**What you will do:**
Wherever the word "қилади" turns up in a line of the entries, copy that line.

___ Records for the exercise

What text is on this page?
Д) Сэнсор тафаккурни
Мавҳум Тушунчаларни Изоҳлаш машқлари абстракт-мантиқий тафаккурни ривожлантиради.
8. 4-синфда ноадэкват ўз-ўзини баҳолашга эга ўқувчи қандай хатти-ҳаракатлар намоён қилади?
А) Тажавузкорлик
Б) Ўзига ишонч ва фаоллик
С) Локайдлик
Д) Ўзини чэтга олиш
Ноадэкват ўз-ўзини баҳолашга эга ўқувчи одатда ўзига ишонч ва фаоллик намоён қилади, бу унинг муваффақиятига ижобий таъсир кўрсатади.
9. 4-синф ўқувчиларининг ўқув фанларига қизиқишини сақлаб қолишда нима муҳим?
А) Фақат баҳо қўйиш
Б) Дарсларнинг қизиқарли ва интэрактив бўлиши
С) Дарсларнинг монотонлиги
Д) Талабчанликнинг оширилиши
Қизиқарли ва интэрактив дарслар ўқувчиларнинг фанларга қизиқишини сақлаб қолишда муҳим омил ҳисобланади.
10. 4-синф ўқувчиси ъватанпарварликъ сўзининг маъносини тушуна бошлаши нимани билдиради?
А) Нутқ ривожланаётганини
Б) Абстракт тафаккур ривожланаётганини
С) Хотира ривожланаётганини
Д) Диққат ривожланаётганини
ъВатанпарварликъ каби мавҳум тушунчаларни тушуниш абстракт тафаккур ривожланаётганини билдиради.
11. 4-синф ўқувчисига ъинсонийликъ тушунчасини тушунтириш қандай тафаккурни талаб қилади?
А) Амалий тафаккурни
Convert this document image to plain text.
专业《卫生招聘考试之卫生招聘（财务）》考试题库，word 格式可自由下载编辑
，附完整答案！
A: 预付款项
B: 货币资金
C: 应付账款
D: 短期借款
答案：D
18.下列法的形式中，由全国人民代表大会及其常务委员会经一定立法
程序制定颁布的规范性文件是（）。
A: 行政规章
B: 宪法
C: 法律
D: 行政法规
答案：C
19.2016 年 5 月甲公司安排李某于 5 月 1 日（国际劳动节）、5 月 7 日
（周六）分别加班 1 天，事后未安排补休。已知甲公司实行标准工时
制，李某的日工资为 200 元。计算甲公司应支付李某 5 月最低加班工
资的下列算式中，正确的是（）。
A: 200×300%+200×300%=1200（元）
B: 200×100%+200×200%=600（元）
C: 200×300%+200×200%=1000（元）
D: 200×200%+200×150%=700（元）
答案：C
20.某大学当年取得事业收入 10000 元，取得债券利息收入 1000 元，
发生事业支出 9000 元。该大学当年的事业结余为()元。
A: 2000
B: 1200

______

**Answer to the exercise:**
8. 4-синфда ноадэкват ўз-ўзини баҳолашга эга ўқувчи қандай хатти-ҳаракатлар намоён қилади?
Ноадэкват ўз-ўзини баҳолашга эга ўқувчи одатда ўзига ишонч ва фаоллик намоён қилади, бу унинг муваффақиятига ижобий таъсир кўрсатади.
11. 4-синф ўқувчисига ъинсонийликъ тушунчасини тушунтириш қандай тафаккурни талаб қилади?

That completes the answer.